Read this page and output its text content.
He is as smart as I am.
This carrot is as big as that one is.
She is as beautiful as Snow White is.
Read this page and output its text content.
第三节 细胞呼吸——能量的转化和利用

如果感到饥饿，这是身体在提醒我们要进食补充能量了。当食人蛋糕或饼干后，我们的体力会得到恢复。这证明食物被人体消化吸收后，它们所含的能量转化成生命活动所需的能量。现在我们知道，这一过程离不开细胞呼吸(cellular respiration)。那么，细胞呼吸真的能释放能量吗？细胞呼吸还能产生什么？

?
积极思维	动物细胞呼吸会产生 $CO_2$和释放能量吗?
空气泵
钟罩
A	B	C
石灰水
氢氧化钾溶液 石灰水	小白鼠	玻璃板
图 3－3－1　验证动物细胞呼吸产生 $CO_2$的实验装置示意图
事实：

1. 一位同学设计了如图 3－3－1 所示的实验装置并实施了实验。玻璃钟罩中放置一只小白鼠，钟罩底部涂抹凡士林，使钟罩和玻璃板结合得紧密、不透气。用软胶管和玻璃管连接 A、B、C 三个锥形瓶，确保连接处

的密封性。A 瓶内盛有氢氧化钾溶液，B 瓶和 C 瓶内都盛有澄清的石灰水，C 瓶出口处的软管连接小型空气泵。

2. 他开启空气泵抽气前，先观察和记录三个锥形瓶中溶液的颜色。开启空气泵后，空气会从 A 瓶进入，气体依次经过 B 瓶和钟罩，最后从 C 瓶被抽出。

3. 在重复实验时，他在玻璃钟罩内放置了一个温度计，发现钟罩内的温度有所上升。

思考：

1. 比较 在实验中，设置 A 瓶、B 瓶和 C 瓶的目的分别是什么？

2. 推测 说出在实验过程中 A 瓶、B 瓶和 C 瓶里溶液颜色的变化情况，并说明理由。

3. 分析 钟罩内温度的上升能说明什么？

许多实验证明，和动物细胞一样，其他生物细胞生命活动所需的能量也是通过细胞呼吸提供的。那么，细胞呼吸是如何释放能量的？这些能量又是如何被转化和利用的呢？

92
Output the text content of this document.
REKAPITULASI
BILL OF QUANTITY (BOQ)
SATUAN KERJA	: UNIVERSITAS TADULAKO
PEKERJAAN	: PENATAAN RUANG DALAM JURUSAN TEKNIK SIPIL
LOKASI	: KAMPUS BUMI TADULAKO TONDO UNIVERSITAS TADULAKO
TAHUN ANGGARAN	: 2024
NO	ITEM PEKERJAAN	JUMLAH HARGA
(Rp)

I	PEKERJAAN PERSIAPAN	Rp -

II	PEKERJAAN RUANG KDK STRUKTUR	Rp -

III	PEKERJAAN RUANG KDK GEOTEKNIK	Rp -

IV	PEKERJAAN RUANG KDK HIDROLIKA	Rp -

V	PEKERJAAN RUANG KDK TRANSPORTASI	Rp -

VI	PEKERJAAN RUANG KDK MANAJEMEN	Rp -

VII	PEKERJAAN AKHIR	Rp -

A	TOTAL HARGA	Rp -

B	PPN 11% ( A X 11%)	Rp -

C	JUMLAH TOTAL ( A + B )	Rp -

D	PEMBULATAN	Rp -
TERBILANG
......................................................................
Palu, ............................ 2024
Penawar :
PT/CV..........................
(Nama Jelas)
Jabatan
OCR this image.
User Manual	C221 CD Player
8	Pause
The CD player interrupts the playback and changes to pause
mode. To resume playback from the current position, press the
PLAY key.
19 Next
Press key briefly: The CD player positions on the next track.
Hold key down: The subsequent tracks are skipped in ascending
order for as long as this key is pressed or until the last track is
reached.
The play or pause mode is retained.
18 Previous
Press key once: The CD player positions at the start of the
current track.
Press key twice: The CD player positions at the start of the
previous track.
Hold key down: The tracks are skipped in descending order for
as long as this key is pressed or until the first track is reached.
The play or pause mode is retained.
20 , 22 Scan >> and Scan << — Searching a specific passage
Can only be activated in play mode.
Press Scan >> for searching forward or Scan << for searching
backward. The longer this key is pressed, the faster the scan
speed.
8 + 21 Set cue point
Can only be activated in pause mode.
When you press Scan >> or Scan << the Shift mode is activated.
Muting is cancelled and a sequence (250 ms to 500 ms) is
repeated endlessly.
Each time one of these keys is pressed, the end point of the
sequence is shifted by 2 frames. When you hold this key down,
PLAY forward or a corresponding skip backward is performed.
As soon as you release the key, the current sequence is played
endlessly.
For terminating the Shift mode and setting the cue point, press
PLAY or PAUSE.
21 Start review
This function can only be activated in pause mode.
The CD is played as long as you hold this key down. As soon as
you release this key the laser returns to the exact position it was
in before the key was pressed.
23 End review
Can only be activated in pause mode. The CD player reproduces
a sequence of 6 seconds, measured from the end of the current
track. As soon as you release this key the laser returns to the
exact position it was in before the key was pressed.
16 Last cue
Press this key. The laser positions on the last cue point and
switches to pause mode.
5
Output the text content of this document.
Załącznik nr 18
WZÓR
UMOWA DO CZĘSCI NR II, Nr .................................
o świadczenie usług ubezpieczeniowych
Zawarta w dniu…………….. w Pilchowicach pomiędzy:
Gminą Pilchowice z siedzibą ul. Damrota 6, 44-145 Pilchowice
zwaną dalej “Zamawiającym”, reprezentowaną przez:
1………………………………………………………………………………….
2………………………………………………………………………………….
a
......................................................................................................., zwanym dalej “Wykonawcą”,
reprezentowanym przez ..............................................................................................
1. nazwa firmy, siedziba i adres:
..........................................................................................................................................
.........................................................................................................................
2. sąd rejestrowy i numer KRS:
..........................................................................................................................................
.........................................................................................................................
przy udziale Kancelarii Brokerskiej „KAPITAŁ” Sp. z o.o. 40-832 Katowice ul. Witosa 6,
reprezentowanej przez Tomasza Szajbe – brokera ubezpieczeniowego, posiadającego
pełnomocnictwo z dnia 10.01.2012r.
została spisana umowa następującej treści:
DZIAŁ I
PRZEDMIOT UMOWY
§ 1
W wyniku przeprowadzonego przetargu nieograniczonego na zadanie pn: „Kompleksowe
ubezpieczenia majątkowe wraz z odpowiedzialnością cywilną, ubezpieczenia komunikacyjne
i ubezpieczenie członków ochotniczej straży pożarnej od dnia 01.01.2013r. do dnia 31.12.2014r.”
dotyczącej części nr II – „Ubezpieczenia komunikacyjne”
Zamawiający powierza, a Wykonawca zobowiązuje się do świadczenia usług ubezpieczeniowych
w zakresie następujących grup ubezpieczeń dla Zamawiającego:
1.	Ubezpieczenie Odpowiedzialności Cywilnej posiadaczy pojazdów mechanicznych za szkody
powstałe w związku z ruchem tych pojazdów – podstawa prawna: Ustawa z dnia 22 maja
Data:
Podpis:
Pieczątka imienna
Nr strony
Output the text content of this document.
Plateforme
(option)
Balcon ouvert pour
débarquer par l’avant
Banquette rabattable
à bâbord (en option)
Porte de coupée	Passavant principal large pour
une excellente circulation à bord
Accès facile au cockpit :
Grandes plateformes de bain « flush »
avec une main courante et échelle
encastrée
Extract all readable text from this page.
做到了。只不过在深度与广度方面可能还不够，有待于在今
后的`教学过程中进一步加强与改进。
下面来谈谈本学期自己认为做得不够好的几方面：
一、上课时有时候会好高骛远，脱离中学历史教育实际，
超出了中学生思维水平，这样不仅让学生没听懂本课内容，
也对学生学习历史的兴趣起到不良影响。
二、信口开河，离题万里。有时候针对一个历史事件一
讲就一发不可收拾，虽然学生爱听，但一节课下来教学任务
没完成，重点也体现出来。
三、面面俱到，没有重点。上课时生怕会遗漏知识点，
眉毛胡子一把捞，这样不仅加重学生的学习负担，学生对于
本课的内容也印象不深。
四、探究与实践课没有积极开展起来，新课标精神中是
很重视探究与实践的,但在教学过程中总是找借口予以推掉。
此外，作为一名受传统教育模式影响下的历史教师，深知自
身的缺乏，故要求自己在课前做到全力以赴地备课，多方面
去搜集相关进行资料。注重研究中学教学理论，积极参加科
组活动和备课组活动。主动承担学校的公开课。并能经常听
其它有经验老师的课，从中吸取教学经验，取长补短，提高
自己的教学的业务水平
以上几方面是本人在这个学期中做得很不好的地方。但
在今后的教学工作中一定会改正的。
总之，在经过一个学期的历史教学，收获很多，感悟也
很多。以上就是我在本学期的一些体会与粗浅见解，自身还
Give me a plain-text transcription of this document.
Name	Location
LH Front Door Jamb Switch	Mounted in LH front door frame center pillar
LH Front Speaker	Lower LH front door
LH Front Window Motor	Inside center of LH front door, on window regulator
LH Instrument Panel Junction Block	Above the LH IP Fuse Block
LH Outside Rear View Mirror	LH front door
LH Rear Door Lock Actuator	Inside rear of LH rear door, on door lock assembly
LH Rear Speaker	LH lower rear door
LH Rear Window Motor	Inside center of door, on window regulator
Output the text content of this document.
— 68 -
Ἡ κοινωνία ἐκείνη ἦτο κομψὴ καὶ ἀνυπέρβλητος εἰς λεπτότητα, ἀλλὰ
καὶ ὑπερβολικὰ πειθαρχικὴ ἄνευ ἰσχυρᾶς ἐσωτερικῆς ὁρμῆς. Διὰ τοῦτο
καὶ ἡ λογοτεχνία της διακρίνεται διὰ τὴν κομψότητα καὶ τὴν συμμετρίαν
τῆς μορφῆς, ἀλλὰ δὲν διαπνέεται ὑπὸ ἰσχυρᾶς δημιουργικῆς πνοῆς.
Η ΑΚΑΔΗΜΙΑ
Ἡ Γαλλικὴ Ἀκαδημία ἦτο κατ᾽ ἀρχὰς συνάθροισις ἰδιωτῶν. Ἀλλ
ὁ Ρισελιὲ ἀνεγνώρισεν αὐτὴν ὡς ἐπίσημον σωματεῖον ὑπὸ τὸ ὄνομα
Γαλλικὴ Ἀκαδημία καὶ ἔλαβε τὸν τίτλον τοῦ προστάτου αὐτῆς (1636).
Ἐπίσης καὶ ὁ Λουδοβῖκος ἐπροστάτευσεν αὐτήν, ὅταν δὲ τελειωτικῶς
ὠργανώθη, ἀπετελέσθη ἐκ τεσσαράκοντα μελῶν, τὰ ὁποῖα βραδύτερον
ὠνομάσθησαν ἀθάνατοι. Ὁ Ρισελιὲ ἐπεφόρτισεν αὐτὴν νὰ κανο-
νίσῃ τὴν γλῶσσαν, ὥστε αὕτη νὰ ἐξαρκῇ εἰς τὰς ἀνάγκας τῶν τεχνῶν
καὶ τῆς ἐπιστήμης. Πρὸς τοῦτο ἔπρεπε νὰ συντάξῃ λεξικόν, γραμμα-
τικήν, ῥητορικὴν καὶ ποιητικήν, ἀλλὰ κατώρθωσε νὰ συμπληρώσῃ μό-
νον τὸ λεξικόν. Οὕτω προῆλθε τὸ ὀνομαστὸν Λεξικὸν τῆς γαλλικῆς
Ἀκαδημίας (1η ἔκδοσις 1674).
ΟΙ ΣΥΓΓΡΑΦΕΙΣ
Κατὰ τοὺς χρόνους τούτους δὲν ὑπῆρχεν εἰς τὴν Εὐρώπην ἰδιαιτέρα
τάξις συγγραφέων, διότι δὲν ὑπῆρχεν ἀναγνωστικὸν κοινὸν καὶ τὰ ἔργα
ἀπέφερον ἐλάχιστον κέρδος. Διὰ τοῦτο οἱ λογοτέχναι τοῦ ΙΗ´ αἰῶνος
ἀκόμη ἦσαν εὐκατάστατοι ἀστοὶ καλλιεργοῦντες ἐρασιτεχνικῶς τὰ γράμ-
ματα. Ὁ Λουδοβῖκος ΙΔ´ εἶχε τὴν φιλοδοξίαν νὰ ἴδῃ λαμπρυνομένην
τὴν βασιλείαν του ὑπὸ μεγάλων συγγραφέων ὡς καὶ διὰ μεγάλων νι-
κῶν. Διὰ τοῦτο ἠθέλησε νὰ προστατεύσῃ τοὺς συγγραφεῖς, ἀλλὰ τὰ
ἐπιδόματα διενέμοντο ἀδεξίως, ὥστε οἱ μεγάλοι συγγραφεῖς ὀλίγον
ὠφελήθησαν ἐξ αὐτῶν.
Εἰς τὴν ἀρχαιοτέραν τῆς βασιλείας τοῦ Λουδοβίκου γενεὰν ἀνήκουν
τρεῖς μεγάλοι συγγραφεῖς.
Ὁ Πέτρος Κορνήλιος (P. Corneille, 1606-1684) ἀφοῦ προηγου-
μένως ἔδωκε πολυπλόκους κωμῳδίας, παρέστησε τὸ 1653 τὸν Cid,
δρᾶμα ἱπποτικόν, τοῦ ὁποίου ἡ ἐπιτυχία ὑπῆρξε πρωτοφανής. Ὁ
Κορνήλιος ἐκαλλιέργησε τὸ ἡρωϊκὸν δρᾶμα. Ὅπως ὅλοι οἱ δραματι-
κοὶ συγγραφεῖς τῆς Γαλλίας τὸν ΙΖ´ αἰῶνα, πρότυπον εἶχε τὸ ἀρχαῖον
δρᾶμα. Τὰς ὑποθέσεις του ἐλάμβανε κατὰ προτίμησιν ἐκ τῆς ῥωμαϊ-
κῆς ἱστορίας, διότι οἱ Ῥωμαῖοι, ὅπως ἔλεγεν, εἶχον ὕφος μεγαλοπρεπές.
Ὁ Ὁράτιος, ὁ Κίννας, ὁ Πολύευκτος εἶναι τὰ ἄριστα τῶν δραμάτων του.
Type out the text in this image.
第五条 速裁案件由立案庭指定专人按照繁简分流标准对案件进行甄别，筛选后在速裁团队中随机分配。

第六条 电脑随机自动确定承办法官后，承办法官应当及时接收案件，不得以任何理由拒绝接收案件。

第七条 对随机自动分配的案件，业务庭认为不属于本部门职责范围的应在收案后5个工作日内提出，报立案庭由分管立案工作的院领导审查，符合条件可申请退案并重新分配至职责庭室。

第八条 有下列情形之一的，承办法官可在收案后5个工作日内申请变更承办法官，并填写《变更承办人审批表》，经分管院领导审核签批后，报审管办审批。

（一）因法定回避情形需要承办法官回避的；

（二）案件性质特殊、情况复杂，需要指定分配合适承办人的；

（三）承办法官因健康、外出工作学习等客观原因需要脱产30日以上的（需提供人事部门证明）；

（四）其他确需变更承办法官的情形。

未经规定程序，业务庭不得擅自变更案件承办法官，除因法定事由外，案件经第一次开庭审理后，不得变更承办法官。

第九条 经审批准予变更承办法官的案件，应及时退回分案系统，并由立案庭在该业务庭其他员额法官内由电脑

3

----------------------------------------

Copy whichever lines in the listing above contain the word "tracks".

Hold key down: The subsequent tracks are skipped in ascending
Hold key down: The tracks are skipped in descending order for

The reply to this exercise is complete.